> Exercise details
Take all the material and copy it exactly.

> Items
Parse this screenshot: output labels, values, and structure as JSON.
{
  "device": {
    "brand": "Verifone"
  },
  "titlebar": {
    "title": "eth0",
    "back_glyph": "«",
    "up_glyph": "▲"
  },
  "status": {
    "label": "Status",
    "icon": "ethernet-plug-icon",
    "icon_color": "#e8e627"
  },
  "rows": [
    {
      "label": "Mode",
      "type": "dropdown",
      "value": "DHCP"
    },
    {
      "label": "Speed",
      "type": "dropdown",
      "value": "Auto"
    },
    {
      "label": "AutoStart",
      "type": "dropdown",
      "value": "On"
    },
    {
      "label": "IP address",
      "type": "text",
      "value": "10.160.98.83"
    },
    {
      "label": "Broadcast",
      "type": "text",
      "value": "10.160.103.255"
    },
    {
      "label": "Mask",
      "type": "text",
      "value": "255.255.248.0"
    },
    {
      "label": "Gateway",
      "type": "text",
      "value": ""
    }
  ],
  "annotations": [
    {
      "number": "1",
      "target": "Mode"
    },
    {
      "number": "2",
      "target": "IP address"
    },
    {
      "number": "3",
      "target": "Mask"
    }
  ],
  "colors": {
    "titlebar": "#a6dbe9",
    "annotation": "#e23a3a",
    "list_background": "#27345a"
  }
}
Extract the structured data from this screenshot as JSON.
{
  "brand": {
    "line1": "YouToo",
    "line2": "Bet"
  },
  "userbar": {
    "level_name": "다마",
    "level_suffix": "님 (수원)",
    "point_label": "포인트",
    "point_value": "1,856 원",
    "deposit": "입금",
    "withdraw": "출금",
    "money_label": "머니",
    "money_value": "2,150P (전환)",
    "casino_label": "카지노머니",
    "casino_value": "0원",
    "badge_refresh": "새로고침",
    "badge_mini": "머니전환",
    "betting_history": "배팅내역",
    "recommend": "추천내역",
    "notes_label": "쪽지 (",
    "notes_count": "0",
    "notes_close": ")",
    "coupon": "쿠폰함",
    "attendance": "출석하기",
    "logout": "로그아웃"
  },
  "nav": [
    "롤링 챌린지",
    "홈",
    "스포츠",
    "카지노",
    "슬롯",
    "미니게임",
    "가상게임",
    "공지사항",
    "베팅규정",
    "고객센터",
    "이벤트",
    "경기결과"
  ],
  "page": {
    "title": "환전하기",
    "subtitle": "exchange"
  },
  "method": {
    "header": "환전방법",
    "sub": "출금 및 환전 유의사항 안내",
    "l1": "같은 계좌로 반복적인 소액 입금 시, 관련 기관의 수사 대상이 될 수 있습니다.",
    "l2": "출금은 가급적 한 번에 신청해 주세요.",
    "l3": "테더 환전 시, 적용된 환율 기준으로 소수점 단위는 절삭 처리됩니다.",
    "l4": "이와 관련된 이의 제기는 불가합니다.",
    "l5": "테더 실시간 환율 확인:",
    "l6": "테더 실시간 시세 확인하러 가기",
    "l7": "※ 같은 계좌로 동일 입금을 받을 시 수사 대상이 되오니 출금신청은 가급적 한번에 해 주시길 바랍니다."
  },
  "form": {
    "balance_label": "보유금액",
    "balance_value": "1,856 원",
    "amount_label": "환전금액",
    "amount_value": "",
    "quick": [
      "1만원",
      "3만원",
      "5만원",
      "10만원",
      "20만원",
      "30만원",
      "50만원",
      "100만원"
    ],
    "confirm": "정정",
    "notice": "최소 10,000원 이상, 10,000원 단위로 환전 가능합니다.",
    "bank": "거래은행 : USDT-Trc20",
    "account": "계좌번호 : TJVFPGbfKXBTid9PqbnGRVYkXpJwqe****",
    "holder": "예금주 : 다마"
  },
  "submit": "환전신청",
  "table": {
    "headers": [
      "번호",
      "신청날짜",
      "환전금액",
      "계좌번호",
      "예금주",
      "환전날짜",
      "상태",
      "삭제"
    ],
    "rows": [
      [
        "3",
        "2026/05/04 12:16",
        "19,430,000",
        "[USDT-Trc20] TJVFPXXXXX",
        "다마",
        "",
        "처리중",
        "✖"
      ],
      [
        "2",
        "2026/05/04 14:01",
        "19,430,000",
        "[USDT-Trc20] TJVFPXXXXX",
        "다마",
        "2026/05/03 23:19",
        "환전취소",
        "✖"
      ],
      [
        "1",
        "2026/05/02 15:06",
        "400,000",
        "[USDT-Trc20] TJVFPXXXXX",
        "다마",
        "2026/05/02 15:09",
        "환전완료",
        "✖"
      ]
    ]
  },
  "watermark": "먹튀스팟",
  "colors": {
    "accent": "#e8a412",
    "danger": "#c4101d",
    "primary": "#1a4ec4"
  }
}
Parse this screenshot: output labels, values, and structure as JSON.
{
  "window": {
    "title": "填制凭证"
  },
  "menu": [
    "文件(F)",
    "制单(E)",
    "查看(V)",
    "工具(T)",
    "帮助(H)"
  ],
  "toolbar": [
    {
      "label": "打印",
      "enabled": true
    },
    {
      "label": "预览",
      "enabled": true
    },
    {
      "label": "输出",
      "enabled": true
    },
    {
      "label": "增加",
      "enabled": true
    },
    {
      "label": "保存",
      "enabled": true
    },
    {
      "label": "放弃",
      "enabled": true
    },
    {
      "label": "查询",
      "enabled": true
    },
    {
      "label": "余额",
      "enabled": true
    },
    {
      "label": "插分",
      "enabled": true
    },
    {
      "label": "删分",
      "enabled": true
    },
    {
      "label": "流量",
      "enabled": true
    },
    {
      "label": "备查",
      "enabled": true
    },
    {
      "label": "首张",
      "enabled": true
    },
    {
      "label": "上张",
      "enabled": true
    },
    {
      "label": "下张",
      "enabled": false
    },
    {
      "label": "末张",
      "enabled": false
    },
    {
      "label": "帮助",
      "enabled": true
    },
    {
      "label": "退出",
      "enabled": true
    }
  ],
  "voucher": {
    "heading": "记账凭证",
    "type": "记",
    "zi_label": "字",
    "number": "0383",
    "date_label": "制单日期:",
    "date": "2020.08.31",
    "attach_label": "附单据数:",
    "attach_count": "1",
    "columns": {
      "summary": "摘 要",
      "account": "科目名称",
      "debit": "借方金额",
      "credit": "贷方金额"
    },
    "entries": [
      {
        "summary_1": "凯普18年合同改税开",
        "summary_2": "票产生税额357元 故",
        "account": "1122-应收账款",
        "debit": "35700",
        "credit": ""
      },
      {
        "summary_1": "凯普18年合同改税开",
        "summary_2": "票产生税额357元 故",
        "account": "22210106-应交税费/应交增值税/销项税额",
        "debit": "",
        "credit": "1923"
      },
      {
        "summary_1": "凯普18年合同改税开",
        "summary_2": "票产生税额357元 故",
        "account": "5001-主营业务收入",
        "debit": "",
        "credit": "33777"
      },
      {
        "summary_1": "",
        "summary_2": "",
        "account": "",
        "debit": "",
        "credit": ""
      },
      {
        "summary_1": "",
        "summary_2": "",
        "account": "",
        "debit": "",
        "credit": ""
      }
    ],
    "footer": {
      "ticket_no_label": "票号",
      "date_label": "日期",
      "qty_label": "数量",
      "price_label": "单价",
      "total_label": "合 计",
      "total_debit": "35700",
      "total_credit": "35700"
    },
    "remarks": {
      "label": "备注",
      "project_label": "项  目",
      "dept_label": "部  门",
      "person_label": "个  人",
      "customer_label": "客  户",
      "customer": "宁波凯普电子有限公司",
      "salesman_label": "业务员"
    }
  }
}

> Solution for this problem
Parse this screenshot: output labels, values, and structure as JSON.
{
  "device": {
    "brand": "Verifone"
  },
  "titlebar": {
    "title": "eth0",
    "back_glyph": "«",
    "up_glyph": "▲"
  },
  "status": {
    "label": "Status",
    "icon": "ethernet-plug-icon",
    "icon_color": "#e8e627"
  },
  "rows": [
    {
      "label": "Mode",
      "type": "dropdown",
      "value": "DHCP"
    },
    {
      "label": "Speed",
      "type": "dropdown",
      "value": "Auto"
    },
    {
      "label": "AutoStart",
      "type": "dropdown",
      "value": "On"
    },
    {
      "label": "IP address",
      "type": "text",
      "value": "10.160.98.83"
    },
    {
      "label": "Broadcast",
      "type": "text",
      "value": "10.160.103.255"
    },
    {
      "label": "Mask",
      "type": "text",
      "value": "255.255.248.0"
    },
    {
      "label": "Gateway",
      "type": "text",
      "value": ""
    }
  ],
  "annotations": [
    {
      "number": "1",
      "target": "Mode"
    },
    {
      "number": "2",
      "target": "IP address"
    },
    {
      "number": "3",
      "target": "Mask"
    }
  ],
  "colors": {
    "titlebar": "#a6dbe9",
    "annotation": "#e23a3a",
    "list_background": "#27345a"
  }
}
Extract the structured data from this screenshot as JSON.
{
  "brand": {
    "line1": "YouToo",
    "line2": "Bet"
  },
  "userbar": {
    "level_name": "다마",
    "level_suffix": "님 (수원)",
    "point_label": "포인트",
    "point_value": "1,856 원",
    "deposit": "입금",
    "withdraw": "출금",
    "money_label": "머니",
    "money_value": "2,150P (전환)",
    "casino_label": "카지노머니",
    "casino_value": "0원",
    "badge_refresh": "새로고침",
    "badge_mini": "머니전환",
    "betting_history": "배팅내역",
    "recommend": "추천내역",
    "notes_label": "쪽지 (",
    "notes_count": "0",
    "notes_close": ")",
    "coupon": "쿠폰함",
    "attendance": "출석하기",
    "logout": "로그아웃"
  },
  "nav": [
    "롤링 챌린지",
    "홈",
    "스포츠",
    "카지노",
    "슬롯",
    "미니게임",
    "가상게임",
    "공지사항",
    "베팅규정",
    "고객센터",
    "이벤트",
    "경기결과"
  ],
  "page": {
    "title": "환전하기",
    "subtitle": "exchange"
  },
  "method": {
    "header": "환전방법",
    "sub": "출금 및 환전 유의사항 안내",
    "l1": "같은 계좌로 반복적인 소액 입금 시, 관련 기관의 수사 대상이 될 수 있습니다.",
    "l2": "출금은 가급적 한 번에 신청해 주세요.",
    "l3": "테더 환전 시, 적용된 환율 기준으로 소수점 단위는 절삭 처리됩니다.",
    "l4": "이와 관련된 이의 제기는 불가합니다.",
    "l5": "테더 실시간 환율 확인:",
    "l6": "테더 실시간 시세 확인하러 가기",
    "l7": "※ 같은 계좌로 동일 입금을 받을 시 수사 대상이 되오니 출금신청은 가급적 한번에 해 주시길 바랍니다."
  },
  "form": {
    "balance_label": "보유금액",
    "balance_value": "1,856 원",
    "amount_label": "환전금액",
    "amount_value": "",
    "quick": [
      "1만원",
      "3만원",
      "5만원",
      "10만원",
      "20만원",
      "30만원",
      "50만원",
      "100만원"
    ],
    "confirm": "정정",
    "notice": "최소 10,000원 이상, 10,000원 단위로 환전 가능합니다.",
    "bank": "거래은행 : USDT-Trc20",
    "account": "계좌번호 : TJVFPGbfKXBTid9PqbnGRVYkXpJwqe****",
    "holder": "예금주 : 다마"
  },
  "submit": "환전신청",
  "table": {
    "headers": [
      "번호",
      "신청날짜",
      "환전금액",
      "계좌번호",
      "예금주",
      "환전날짜",
      "상태",
      "삭제"
    ],
    "rows": [
      [
        "3",
        "2026/05/04 12:16",
        "19,430,000",
        "[USDT-Trc20] TJVFPXXXXX",
        "다마",
        "",
        "처리중",
        "✖"
      ],
      [
        "2",
        "2026/05/04 14:01",
        "19,430,000",
        "[USDT-Trc20] TJVFPXXXXX",
        "다마",
        "2026/05/03 23:19",
        "환전취소",
        "✖"
      ],
      [
        "1",
        "2026/05/02 15:06",
        "400,000",
        "[USDT-Trc20] TJVFPXXXXX",
        "다마",
        "2026/05/02 15:09",
        "환전완료",
        "✖"
      ]
    ]
  },
  "watermark": "먹튀스팟",
  "colors": {
    "accent": "#e8a412",
    "danger": "#c4101d",
    "primary": "#1a4ec4"
  }
}
Parse this screenshot: output labels, values, and structure as JSON.
{
  "window": {
    "title": "填制凭证"
  },
  "menu": [
    "文件(F)",
    "制单(E)",
    "查看(V)",
    "工具(T)",
    "帮助(H)"
  ],
  "toolbar": [
    {
      "label": "打印",
      "enabled": true
    },
    {
      "label": "预览",
      "enabled": true
    },
    {
      "label": "输出",
      "enabled": true
    },
    {
      "label": "增加",
      "enabled": true
    },
    {
      "label": "保存",
      "enabled": true
    },
    {
      "label": "放弃",
      "enabled": true
    },
    {
      "label": "查询",
      "enabled": true
    },
    {
      "label": "余额",
      "enabled": true
    },
    {
      "label": "插分",
      "enabled": true
    },
    {
      "label": "删分",
      "enabled": true
    },
    {
      "label": "流量",
      "enabled": true
    },
    {
      "label": "备查",
      "enabled": true
    },
    {
      "label": "首张",
      "enabled": true
    },
    {
      "label": "上张",
      "enabled": true
    },
    {
      "label": "下张",
      "enabled": false
    },
    {
      "label": "末张",
      "enabled": false
    },
    {
      "label": "帮助",
      "enabled": true
    },
    {
      "label": "退出",
      "enabled": true
    }
  ],
  "voucher": {
    "heading": "记账凭证",
    "type": "记",
    "zi_label": "字",
    "number": "0383",
    "date_label": "制单日期:",
    "date": "2020.08.31",
    "attach_label": "附单据数:",
    "attach_count": "1",
    "columns": {
      "summary": "摘 要",
      "account": "科目名称",
      "debit": "借方金额",
      "credit": "贷方金额"
    },
    "entries": [
      {
        "summary_1": "凯普18年合同改税开",
        "summary_2": "票产生税额357元 故",
        "account": "1122-应收账款",
        "debit": "35700",
        "credit": ""
      },
      {
        "summary_1": "凯普18年合同改税开",
        "summary_2": "票产生税额357元 故",
        "account": "22210106-应交税费/应交增值税/销项税额",
        "debit": "",
        "credit": "1923"
      },
      {
        "summary_1": "凯普18年合同改税开",
        "summary_2": "票产生税额357元 故",
        "account": "5001-主营业务收入",
        "debit": "",
        "credit": "33777"
      },
      {
        "summary_1": "",
        "summary_2": "",
        "account": "",
        "debit": "",
        "credit": ""
      },
      {
        "summary_1": "",
        "summary_2": "",
        "account": "",
        "debit": "",
        "credit": ""
      }
    ],
    "footer": {
      "ticket_no_label": "票号",
      "date_label": "日期",
      "qty_label": "数量",
      "price_label": "单价",
      "total_label": "合 计",
      "total_debit": "35700",
      "total_credit": "35700"
    },
    "remarks": {
      "label": "备注",
      "project_label": "项  目",
      "dept_label": "部  门",
      "person_label": "个  人",
      "customer_label": "客  户",
      "customer": "宁波凯普电子有限公司",
      "salesman_label": "业务员"
    }
  }
}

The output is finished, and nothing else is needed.